▶ Description of the task
Retype every line of the layout records below without changing anything, and leave the pictures out of your answer.

▶ Layout records
####

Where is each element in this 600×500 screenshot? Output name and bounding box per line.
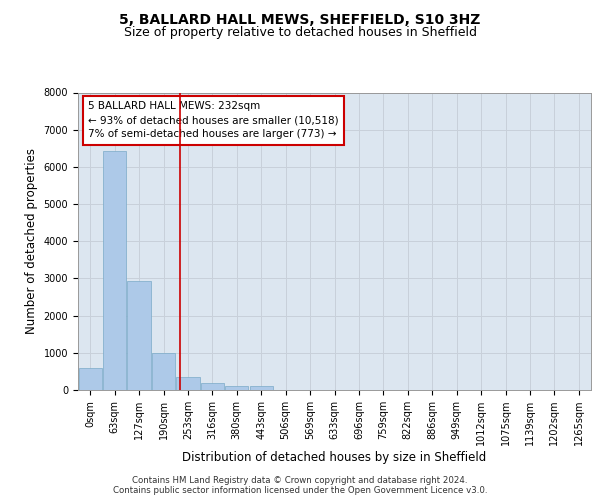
Bar bbox=[250, 386, 273, 390]
Bar bbox=[225, 386, 248, 390]
Bar bbox=[176, 376, 200, 390]
Bar bbox=[103, 151, 126, 390]
Bar bbox=[127, 282, 151, 390]
Text: Size of property relative to detached houses in Sheffield: Size of property relative to detached ho… bbox=[124, 26, 476, 39]
Bar bbox=[79, 368, 102, 390]
Text: 5, BALLARD HALL MEWS, SHEFFIELD, S10 3HZ: 5, BALLARD HALL MEWS, SHEFFIELD, S10 3HZ bbox=[119, 12, 481, 26]
X-axis label: Distribution of detached houses by size in Sheffield: Distribution of detached houses by size … bbox=[182, 451, 487, 464]
Y-axis label: Number of detached properties: Number of detached properties bbox=[25, 148, 38, 334]
Text: 5 BALLARD HALL MEWS: 232sqm
← 93% of detached houses are smaller (10,518)
7% of : 5 BALLARD HALL MEWS: 232sqm ← 93% of det… bbox=[88, 102, 339, 140]
Bar bbox=[201, 384, 224, 390]
Bar bbox=[152, 353, 175, 390]
Text: Contains HM Land Registry data © Crown copyright and database right 2024.
Contai: Contains HM Land Registry data © Crown c… bbox=[113, 476, 487, 495]
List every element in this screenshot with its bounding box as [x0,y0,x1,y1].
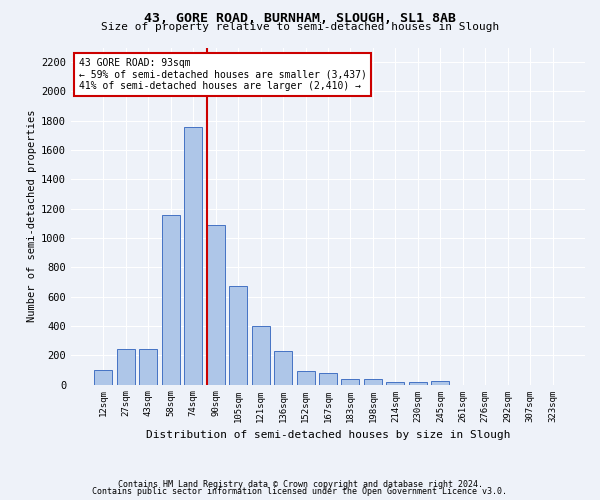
Text: 43, GORE ROAD, BURNHAM, SLOUGH, SL1 8AB: 43, GORE ROAD, BURNHAM, SLOUGH, SL1 8AB [144,12,456,26]
X-axis label: Distribution of semi-detached houses by size in Slough: Distribution of semi-detached houses by … [146,430,510,440]
Bar [386,382,404,384]
Bar [364,378,382,384]
Bar [431,381,449,384]
Text: Contains HM Land Registry data © Crown copyright and database right 2024.: Contains HM Land Registry data © Crown c… [118,480,482,489]
Bar [296,372,314,384]
Text: 43 GORE ROAD: 93sqm
← 59% of semi-detached houses are smaller (3,437)
41% of sem: 43 GORE ROAD: 93sqm ← 59% of semi-detach… [79,58,367,91]
Bar [274,351,292,384]
Bar [341,378,359,384]
Bar [94,370,112,384]
Text: Size of property relative to semi-detached houses in Slough: Size of property relative to semi-detach… [101,22,499,32]
Text: Contains public sector information licensed under the Open Government Licence v3: Contains public sector information licen… [92,487,508,496]
Bar [229,286,247,384]
Bar [319,373,337,384]
Bar [139,350,157,384]
Bar [117,350,135,384]
Bar [162,214,180,384]
Y-axis label: Number of semi-detached properties: Number of semi-detached properties [27,110,37,322]
Bar [207,225,224,384]
Bar [409,382,427,384]
Bar [251,326,269,384]
Bar [184,126,202,384]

####

▶ Task response
Where is each element in this 600×500 screenshot? Output name and bounding box per line.
Bar bbox=[250, 386, 273, 390]
Bar bbox=[225, 386, 248, 390]
Bar bbox=[176, 376, 200, 390]
Bar bbox=[103, 151, 126, 390]
Bar bbox=[127, 282, 151, 390]
Text: Size of property relative to detached houses in Sheffield: Size of property relative to detached ho… bbox=[124, 26, 476, 39]
Bar bbox=[79, 368, 102, 390]
Text: 5, BALLARD HALL MEWS, SHEFFIELD, S10 3HZ: 5, BALLARD HALL MEWS, SHEFFIELD, S10 3HZ bbox=[119, 12, 481, 26]
X-axis label: Distribution of detached houses by size in Sheffield: Distribution of detached houses by size … bbox=[182, 451, 487, 464]
Y-axis label: Number of detached properties: Number of detached properties bbox=[25, 148, 38, 334]
Text: 5 BALLARD HALL MEWS: 232sqm
← 93% of detached houses are smaller (10,518)
7% of : 5 BALLARD HALL MEWS: 232sqm ← 93% of det… bbox=[88, 102, 339, 140]
Bar bbox=[201, 384, 224, 390]
Bar bbox=[152, 353, 175, 390]
Text: Contains HM Land Registry data © Crown copyright and database right 2024.
Contai: Contains HM Land Registry data © Crown c… bbox=[113, 476, 487, 495]
List every element in this screenshot with its bounding box as [x0,y0,x1,y1].
Text: 43, GORE ROAD, BURNHAM, SLOUGH, SL1 8AB: 43, GORE ROAD, BURNHAM, SLOUGH, SL1 8AB [144,12,456,26]
X-axis label: Distribution of semi-detached houses by size in Slough: Distribution of semi-detached houses by … [146,430,510,440]
Bar [386,382,404,384]
Bar [364,378,382,384]
Bar [431,381,449,384]
Text: Contains HM Land Registry data © Crown copyright and database right 2024.: Contains HM Land Registry data © Crown c… [118,480,482,489]
Bar [296,372,314,384]
Text: 43 GORE ROAD: 93sqm
← 59% of semi-detached houses are smaller (3,437)
41% of sem: 43 GORE ROAD: 93sqm ← 59% of semi-detach… [79,58,367,91]
Bar [274,351,292,384]
Bar [341,378,359,384]
Bar [94,370,112,384]
Text: Size of property relative to semi-detached houses in Slough: Size of property relative to semi-detach… [101,22,499,32]
Text: Contains public sector information licensed under the Open Government Licence v3: Contains public sector information licen… [92,487,508,496]
Bar [229,286,247,384]
Bar [319,373,337,384]
Bar [139,350,157,384]
Bar [117,350,135,384]
Bar [162,214,180,384]
Y-axis label: Number of semi-detached properties: Number of semi-detached properties [27,110,37,322]
Bar [207,225,224,384]
Bar [409,382,427,384]
Bar [251,326,269,384]
Bar [184,126,202,384]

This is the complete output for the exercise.